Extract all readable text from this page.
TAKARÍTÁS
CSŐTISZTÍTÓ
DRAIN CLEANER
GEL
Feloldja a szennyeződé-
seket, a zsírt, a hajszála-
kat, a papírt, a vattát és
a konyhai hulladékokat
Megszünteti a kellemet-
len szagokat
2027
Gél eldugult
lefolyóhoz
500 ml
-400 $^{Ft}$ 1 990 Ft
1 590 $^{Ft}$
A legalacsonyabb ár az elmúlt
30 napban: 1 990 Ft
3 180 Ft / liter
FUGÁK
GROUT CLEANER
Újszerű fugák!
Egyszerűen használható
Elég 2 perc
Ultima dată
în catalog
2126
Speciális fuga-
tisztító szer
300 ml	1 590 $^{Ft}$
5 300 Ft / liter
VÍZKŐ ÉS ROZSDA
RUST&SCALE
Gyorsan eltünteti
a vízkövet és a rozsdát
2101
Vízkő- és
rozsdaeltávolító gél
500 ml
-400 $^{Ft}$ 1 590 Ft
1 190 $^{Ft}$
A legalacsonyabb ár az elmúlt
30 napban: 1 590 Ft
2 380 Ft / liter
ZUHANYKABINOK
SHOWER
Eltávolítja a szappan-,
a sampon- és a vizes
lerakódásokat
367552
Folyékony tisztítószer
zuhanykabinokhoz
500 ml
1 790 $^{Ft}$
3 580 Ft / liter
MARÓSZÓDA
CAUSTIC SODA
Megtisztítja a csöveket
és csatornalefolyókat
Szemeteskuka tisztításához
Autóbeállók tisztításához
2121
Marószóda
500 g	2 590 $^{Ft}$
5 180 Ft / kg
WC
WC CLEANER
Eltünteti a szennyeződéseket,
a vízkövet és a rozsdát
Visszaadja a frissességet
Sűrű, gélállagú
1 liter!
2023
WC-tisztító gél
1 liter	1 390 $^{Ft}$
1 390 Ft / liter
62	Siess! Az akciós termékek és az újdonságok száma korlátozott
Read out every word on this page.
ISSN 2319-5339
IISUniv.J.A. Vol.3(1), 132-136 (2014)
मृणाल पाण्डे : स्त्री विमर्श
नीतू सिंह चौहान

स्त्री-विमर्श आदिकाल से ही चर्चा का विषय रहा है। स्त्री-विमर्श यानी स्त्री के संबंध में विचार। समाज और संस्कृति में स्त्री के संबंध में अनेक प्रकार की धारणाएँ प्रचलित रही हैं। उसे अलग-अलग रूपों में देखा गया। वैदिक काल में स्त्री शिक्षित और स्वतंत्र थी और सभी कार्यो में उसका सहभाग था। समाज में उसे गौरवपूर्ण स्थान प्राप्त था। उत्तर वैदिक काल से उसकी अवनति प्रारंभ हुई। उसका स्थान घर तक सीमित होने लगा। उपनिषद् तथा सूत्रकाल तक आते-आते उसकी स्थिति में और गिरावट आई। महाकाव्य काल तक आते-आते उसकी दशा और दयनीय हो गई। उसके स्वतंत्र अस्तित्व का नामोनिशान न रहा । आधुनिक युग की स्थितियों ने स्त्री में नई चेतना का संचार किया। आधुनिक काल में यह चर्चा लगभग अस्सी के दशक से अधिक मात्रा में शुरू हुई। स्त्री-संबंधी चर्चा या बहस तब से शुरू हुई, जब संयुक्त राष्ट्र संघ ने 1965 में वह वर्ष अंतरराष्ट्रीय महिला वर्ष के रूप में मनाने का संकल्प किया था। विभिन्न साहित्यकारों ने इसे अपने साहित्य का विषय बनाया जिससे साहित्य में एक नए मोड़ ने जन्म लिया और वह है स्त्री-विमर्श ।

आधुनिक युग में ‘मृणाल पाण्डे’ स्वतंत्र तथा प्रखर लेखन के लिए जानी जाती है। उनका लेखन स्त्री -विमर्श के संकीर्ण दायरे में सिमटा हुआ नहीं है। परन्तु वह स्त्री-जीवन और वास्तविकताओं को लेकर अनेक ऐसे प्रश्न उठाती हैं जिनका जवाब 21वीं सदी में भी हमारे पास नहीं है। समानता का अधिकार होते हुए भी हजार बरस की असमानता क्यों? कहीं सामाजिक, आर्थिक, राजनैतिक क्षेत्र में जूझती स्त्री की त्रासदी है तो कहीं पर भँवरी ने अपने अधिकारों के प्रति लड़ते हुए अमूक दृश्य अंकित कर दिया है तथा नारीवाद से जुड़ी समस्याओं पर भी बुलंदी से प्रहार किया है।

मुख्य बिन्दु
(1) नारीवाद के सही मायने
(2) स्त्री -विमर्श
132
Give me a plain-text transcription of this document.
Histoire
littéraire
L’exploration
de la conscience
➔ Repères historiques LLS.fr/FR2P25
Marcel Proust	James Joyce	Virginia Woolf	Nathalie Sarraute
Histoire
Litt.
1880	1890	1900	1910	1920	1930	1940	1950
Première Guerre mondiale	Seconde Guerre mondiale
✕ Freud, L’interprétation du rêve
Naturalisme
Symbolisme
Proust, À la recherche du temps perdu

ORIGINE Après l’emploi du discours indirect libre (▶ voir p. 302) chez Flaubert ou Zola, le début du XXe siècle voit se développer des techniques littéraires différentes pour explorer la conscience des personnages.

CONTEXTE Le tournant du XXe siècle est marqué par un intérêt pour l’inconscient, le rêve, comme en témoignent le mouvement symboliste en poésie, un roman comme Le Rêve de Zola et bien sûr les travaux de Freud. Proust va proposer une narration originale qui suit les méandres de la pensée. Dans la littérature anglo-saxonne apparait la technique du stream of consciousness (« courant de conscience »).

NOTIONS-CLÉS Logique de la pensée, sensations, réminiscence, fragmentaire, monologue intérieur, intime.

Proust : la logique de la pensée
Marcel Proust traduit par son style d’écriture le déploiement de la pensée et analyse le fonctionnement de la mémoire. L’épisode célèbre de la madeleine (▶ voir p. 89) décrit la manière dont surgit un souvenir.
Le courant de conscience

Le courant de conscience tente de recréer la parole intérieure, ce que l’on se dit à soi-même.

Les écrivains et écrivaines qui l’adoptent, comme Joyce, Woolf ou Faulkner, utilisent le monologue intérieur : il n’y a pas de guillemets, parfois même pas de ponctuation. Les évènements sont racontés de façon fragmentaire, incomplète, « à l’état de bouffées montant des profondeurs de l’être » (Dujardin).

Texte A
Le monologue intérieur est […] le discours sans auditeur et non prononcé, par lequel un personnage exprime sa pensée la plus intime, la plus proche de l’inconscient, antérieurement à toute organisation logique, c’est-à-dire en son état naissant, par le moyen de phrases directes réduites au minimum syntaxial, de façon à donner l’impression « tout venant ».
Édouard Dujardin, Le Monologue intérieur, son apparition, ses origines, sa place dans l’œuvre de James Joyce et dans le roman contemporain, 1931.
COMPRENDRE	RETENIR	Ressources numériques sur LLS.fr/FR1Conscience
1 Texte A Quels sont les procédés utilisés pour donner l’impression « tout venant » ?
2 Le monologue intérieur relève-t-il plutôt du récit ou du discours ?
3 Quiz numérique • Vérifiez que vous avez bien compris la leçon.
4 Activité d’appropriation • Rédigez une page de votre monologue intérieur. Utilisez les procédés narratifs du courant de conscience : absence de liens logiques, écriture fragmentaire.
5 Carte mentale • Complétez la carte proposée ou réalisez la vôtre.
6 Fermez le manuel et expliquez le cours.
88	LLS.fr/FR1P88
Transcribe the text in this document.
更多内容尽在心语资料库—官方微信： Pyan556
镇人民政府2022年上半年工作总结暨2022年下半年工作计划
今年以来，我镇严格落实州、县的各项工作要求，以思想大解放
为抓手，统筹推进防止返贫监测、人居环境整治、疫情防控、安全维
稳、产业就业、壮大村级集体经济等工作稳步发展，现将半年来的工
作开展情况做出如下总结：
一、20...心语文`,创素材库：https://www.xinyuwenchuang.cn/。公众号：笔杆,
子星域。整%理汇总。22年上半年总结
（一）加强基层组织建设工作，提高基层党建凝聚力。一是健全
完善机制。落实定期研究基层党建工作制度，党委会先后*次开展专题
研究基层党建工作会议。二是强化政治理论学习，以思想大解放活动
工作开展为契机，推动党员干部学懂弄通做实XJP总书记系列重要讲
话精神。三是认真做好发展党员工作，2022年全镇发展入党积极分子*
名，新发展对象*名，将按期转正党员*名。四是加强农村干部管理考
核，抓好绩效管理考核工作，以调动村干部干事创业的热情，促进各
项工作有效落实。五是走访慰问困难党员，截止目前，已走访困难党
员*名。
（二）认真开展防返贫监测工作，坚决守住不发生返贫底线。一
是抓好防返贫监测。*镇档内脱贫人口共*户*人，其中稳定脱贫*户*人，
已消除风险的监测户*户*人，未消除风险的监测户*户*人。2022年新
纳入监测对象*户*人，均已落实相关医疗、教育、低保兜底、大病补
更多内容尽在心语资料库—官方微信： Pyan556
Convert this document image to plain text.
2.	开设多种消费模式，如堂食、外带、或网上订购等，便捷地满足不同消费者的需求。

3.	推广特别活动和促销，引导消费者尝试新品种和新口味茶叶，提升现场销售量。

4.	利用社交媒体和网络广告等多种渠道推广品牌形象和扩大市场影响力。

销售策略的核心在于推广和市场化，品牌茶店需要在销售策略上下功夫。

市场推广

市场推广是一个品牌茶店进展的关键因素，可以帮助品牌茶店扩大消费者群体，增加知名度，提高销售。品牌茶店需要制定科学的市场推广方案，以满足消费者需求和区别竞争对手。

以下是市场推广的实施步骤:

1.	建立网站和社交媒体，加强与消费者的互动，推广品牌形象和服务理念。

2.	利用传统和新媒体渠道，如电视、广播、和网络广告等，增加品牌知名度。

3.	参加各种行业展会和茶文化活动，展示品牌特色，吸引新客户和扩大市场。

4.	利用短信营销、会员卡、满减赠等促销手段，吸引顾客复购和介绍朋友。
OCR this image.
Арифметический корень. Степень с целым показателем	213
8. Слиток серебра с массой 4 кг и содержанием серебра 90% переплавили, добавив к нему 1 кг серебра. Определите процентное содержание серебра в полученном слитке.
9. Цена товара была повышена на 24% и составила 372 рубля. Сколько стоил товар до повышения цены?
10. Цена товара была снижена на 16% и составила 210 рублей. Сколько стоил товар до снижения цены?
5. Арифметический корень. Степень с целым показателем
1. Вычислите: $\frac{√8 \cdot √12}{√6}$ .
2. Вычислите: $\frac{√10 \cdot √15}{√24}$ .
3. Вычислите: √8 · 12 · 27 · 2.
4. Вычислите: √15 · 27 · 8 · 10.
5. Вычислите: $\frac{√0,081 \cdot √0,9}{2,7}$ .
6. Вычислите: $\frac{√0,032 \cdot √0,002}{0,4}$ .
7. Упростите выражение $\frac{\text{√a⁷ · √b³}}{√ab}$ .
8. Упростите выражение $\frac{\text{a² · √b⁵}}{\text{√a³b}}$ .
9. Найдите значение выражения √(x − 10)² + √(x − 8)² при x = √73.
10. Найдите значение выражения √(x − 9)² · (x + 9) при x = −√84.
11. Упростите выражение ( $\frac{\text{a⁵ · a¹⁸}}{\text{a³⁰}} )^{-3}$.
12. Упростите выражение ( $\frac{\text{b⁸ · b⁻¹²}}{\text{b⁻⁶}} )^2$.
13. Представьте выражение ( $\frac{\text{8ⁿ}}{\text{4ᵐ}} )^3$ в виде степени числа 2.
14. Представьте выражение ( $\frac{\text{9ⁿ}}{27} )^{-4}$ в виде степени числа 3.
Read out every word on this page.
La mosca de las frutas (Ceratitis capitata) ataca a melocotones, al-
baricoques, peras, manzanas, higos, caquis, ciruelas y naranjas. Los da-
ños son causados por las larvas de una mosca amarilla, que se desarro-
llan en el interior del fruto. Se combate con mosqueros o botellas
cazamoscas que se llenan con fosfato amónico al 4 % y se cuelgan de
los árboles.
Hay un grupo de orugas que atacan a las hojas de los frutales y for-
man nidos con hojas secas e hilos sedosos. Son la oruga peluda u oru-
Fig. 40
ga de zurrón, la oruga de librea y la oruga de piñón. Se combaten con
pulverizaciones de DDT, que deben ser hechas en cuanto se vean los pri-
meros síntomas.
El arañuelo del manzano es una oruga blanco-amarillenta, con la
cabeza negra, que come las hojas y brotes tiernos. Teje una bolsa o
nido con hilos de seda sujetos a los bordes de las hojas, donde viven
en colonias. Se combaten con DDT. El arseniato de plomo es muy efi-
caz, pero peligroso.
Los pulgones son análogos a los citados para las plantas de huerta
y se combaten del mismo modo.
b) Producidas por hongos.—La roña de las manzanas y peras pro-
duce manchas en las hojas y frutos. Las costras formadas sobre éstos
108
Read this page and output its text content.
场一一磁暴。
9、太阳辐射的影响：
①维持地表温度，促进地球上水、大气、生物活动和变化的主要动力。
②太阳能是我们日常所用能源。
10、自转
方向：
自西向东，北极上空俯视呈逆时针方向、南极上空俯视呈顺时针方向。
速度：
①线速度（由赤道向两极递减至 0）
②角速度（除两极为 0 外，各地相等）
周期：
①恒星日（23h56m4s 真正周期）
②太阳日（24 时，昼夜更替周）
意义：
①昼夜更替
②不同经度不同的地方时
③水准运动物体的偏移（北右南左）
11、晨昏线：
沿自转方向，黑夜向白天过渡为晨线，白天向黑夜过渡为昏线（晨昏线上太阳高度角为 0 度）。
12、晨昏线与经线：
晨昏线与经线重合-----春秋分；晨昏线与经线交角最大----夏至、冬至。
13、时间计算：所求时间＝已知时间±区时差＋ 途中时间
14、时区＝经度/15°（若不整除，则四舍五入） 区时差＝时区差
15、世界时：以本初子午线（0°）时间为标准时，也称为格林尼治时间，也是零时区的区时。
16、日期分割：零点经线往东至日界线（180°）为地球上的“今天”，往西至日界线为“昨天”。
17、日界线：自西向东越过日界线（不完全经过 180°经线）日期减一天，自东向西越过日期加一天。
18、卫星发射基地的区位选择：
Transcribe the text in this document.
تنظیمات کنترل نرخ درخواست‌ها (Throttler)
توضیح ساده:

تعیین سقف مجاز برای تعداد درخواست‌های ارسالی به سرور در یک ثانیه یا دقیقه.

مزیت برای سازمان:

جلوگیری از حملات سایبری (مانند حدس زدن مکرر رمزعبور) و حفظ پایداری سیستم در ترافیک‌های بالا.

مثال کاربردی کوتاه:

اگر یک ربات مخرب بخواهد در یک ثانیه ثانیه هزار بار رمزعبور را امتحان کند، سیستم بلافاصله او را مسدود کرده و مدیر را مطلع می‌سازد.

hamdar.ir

[EXERCISE GOAL] Sift through the entries and copy every line with "sont".

[THE RESPONSE]
Les écrivains et écrivaines qui l’adoptent, comme Joyce, Woolf ou Faulkner, utilisent le monologue intérieur : il n’y a pas de guillemets, parfois même pas de ponctuation. Les évènements sont racontés de façon fragmentaire, incomplète, « à l’état de bouffées montant des profondeurs de l’être » (Dujardin).
1 Texte A Quels sont les procédés utilisés pour donner l’impression « tout venant » ?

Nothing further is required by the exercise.